**Directions for this task**: Output only the count of lines that contain "present".

Dataset records
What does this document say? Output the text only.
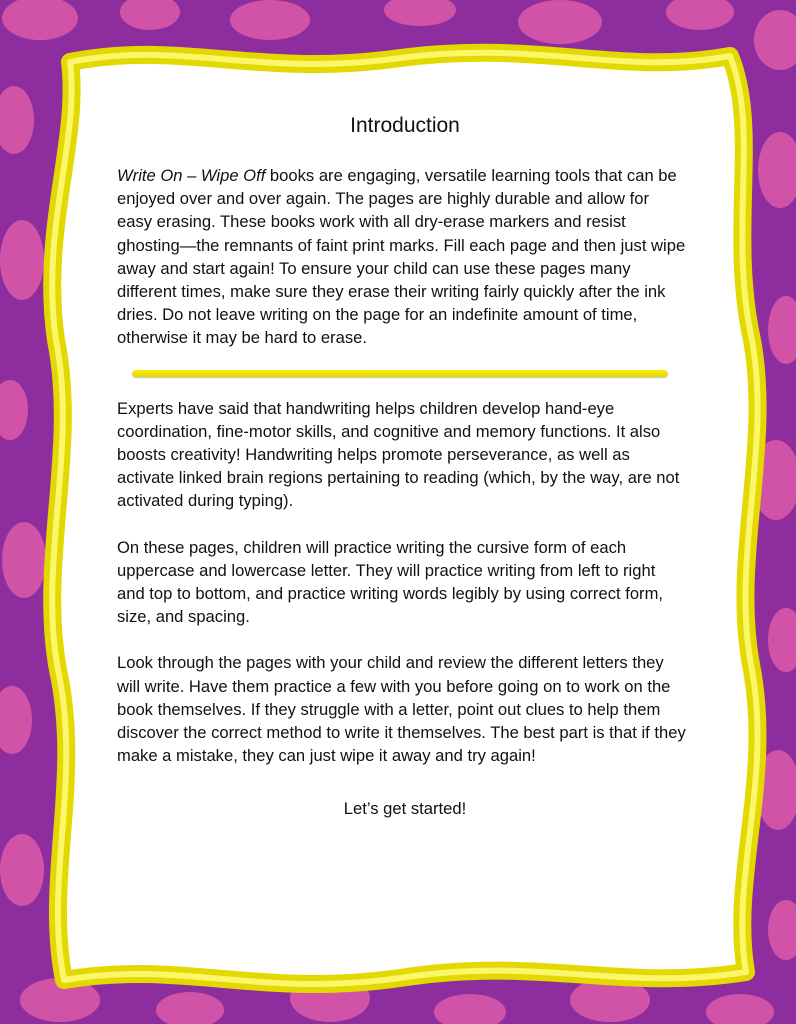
Introduction

Write On – Wipe Off books are engaging, versatile learning tools that can be enjoyed over and over again. The pages are highly durable and allow for easy erasing. These books work with all dry-erase markers and resist ghosting—the remnants of faint print marks. Fill each page and then just wipe away and start again! To ensure your child can use these pages many different times, make sure they erase their writing fairly quickly after the ink dries. Do not leave writing on the page for an indefinite amount of time, otherwise it may be hard to erase.

Experts have said that handwriting helps children develop hand-eye coordination, fine-motor skills, and cognitive and memory functions. It also boosts creativity! Handwriting helps promote perseverance, as well as activate linked brain regions pertaining to reading (which, by the way, are not activated during typing).

On these pages, children will practice writing the cursive form of each uppercase and lowercase letter. They will practice writing from left to right and top to bottom, and practice writing words legibly by using correct form, size, and spacing.

Look through the pages with your child and review the different letters they will write. Have them practice a few with you before going on to work on the book themselves. If they struggle with a letter, point out clues to help them discover the correct method to write it themselves. The best part is that if they make a mistake, they can just wipe it away and try again!

Let’s get started!
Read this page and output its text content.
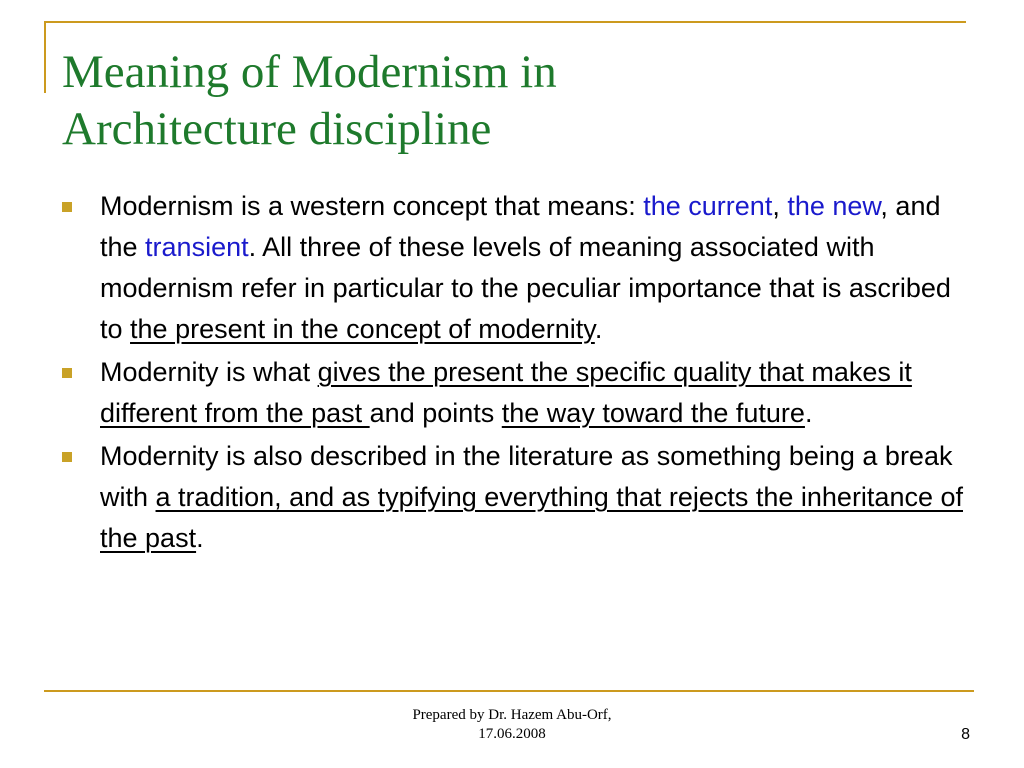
Meaning of Modernism in
Architecture discipline
Modernism is a western concept that means: the current, the new, and the transient. All three of these levels of meaning associated with modernism refer in particular to the peculiar importance that is ascribed to the present in the concept of modernity.
Modernity is what gives the present the specific quality that makes it different from the past and points the way toward the future.
Modernity is also described in the literature as something being a break with a tradition, and as typifying everything that rejects the inheritance of the past.
Prepared by Dr. Hazem Abu-Orf,
17.06.2008	8
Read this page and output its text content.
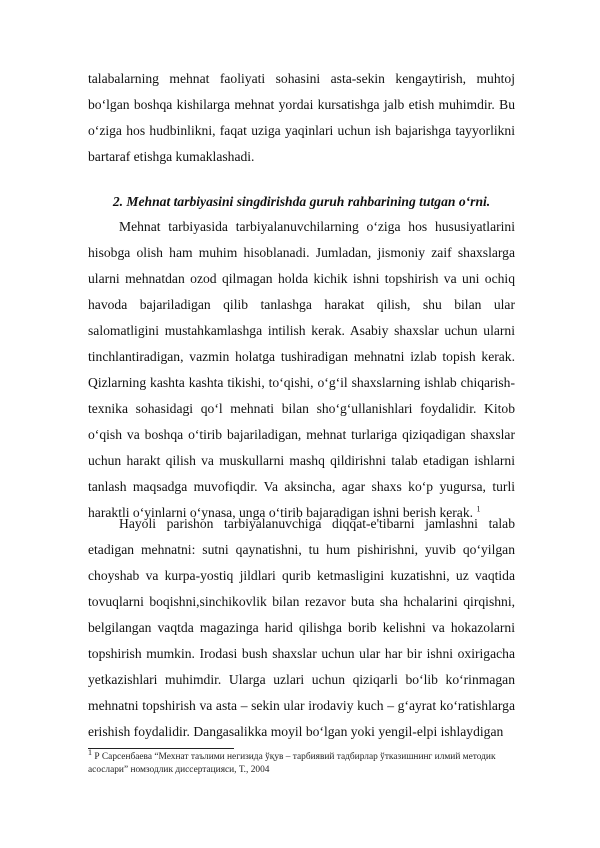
talabalarning mehnat faoliyati sohasini asta-sekin kengaytirish, muhtoj bo‘lgan boshqa kishilarga mehnat yordai kursatishga jalb etish muhimdir. Bu o‘ziga hos hudbinlikni, faqat uziga yaqinlari uchun ish bajarishga tayyorlikni bartaraf etishga kumaklashadi.

2. Mehnat tarbiyasini singdirishda guruh rahbarining tutgan o‘rni.

Mehnat tarbiyasida tarbiyalanuvchilarning o‘ziga hos hususiyatlarini hisobga olish ham muhim hisoblanadi. Jumladan, jismoniy zaif shaxslarga ularni mehnatdan ozod qilmagan holda kichik ishni topshirish va uni ochiq havoda bajariladigan qilib tanlashga harakat qilish, shu bilan ular salomatligini mustahkamlashga intilish kerak. Asabiy shaxslar uchun ularni tinchlantiradigan, vazmin holatga tushiradigan mehnatni izlab topish kerak. Qizlarning kashta kashta tikishi, to‘qishi, o‘g‘il shaxslarning ishlab chiqarish- texnika sohasidagi qo‘l mehnati bilan sho‘g‘ullanishlari foydalidir. Kitob o‘qish va boshqa o‘tirib bajariladigan, mehnat turlariga qiziqadigan shaxslar uchun harakt qilish va muskullarni mashq qildirishni talab etadigan ishlarni tanlash maqsadga muvofiqdir. Va aksincha, agar shaxs ko‘p yugursa, turli haraktli o‘yinlarni o‘ynasa, unga o‘tirib bajaradigan ishni berish kerak. $^1$

Hayoli parishon tarbiyalanuvchiga diqqat-e'tibarni jamlashni talab etadigan mehnatni: sutni qaynatishni, tu hum pishirishni, yuvib qo‘yilgan choyshab va kurpa-yostiq jildlari qurib ketmasligini kuzatishni, uz vaqtida tovuqlarni boqishni,sinchikovlik bilan rezavor buta sha hchalarini qirqishni, belgilangan vaqtda magazinga harid qilishga borib kelishni va hokazolarni topshirish mumkin. Irodasi bush shaxslar uchun ular har bir ishni oxirigacha yetkazishlari muhimdir. Ularga uzlari uchun qiziqarli bo‘lib ko‘rinmagan mehnatni topshirish va asta – sekin ular irodaviy kuch – g‘ayrat ko‘ratishlarga erishish foydalidir. Dangasalikka moyil bo‘lgan yoki yengil-elpi ishlaydigan

$^1$ Р Сарсенбаева “Мехнат таълими негизида ўқув – тарбиявий тадбирлар ўтказишнинг илмий методик асослари” номзодлик диссертацияси, Т., 2004
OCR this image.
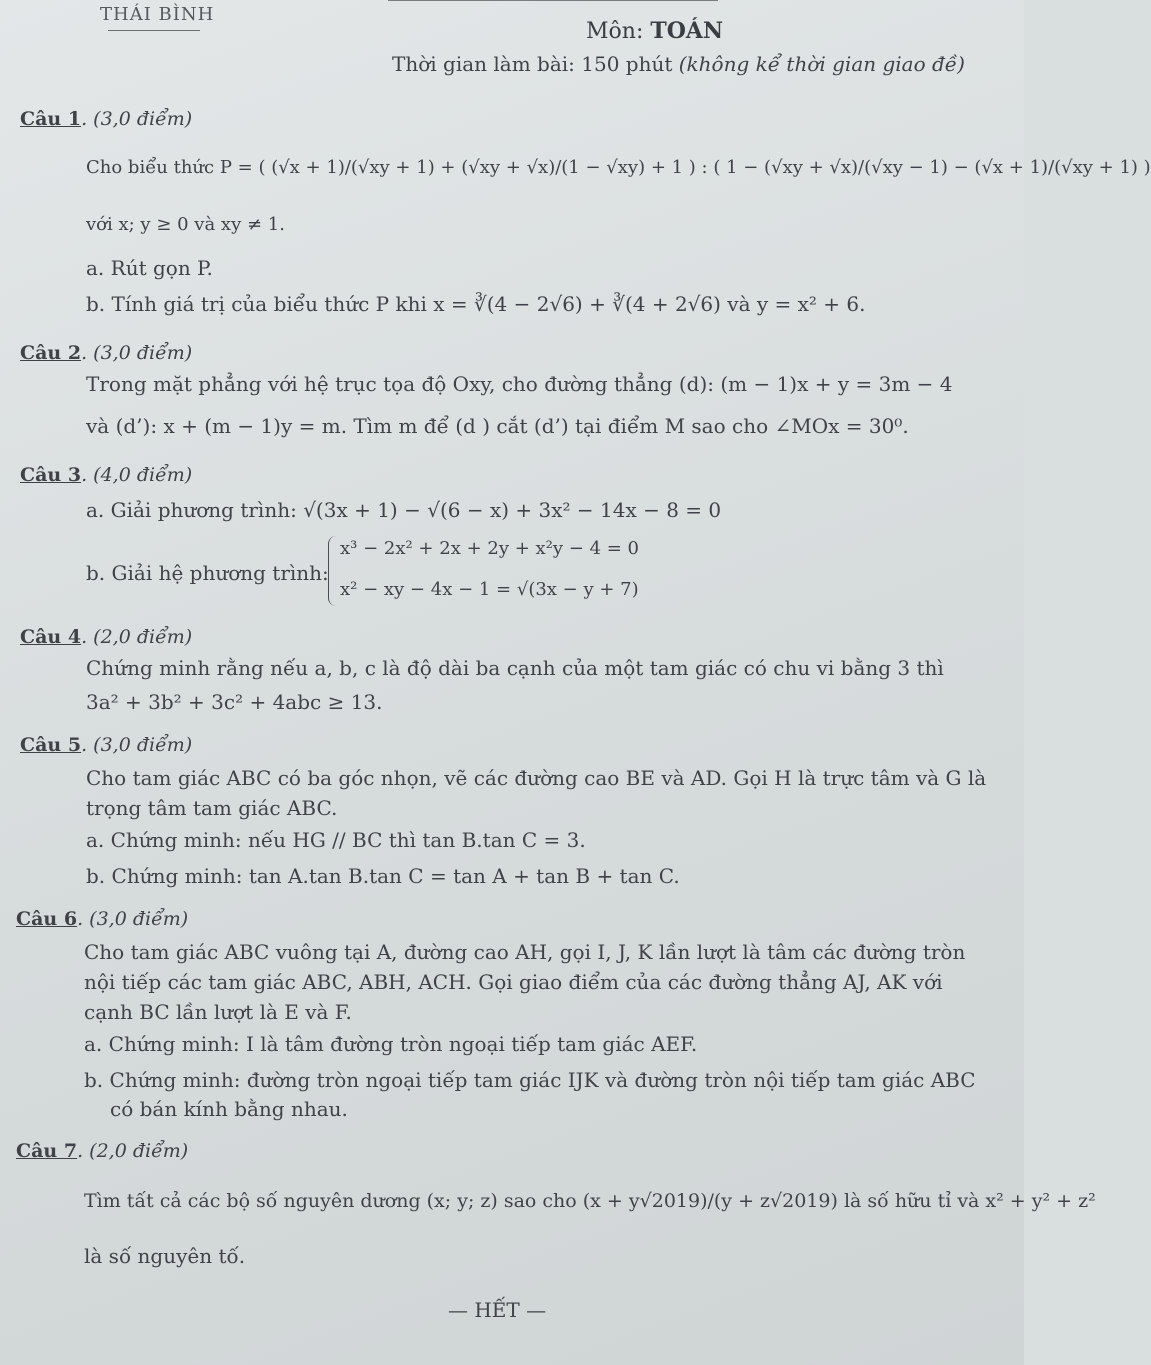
THÁI BÌNH
Môn: TOÁN
Thời gian làm bài: 150 phút (không kể thời gian giao đề)
Câu 1. (3,0 điểm)
Cho biểu thức P = ( (√x + 1)/(√xy + 1) + (√xy + √x)/(1 − √xy) + 1 ) : ( 1 − (√xy + √x)/(√xy − 1) − (√x + 1)/(√xy + 1) )
với x; y ≥ 0 và xy ≠ 1.
a. Rút gọn P.
b. Tính giá trị của biểu thức P khi x = ∛(4 − 2√6) + ∛(4 + 2√6) và y = x² + 6.
Câu 2. (3,0 điểm)
Trong mặt phẳng với hệ trục tọa độ Oxy, cho đường thẳng (d): (m − 1)x + y = 3m − 4
và (d’): x + (m − 1)y = m. Tìm m để (d ) cắt (d’) tại điểm M sao cho ∠MOx = 30⁰.
Câu 3. (4,0 điểm)
a. Giải phương trình: √(3x + 1) − √(6 − x) + 3x² − 14x − 8 = 0
b. Giải hệ phương trình:
x³ − 2x² + 2x + 2y + x²y − 4 = 0
x² − xy − 4x − 1 = √(3x − y + 7)
Câu 4. (2,0 điểm)
Chứng minh rằng nếu a, b, c là độ dài ba cạnh của một tam giác có chu vi bằng 3 thì
3a² + 3b² + 3c² + 4abc ≥ 13.
Câu 5. (3,0 điểm)
Cho tam giác ABC có ba góc nhọn, vẽ các đường cao BE và AD. Gọi H là trực tâm và G là
trọng tâm tam giác ABC.
a. Chứng minh: nếu HG // BC thì tan B.tan C = 3.
b. Chứng minh: tan A.tan B.tan C = tan A + tan B + tan C.
Câu 6. (3,0 điểm)
Cho tam giác ABC vuông tại A, đường cao AH, gọi I, J, K lần lượt là tâm các đường tròn
nội tiếp các tam giác ABC, ABH, ACH. Gọi giao điểm của các đường thẳng AJ, AK với
cạnh BC lần lượt là E và F.
a. Chứng minh: I là tâm đường tròn ngoại tiếp tam giác AEF.
b. Chứng minh: đường tròn ngoại tiếp tam giác IJK và đường tròn nội tiếp tam giác ABC
có bán kính bằng nhau.
Câu 7. (2,0 điểm)
Tìm tất cả các bộ số nguyên dương (x; y; z) sao cho (x + y√2019)/(y + z√2019) là số hữu tỉ và x² + y² + z²
là số nguyên tố.
— HẾT —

**Response below**: 2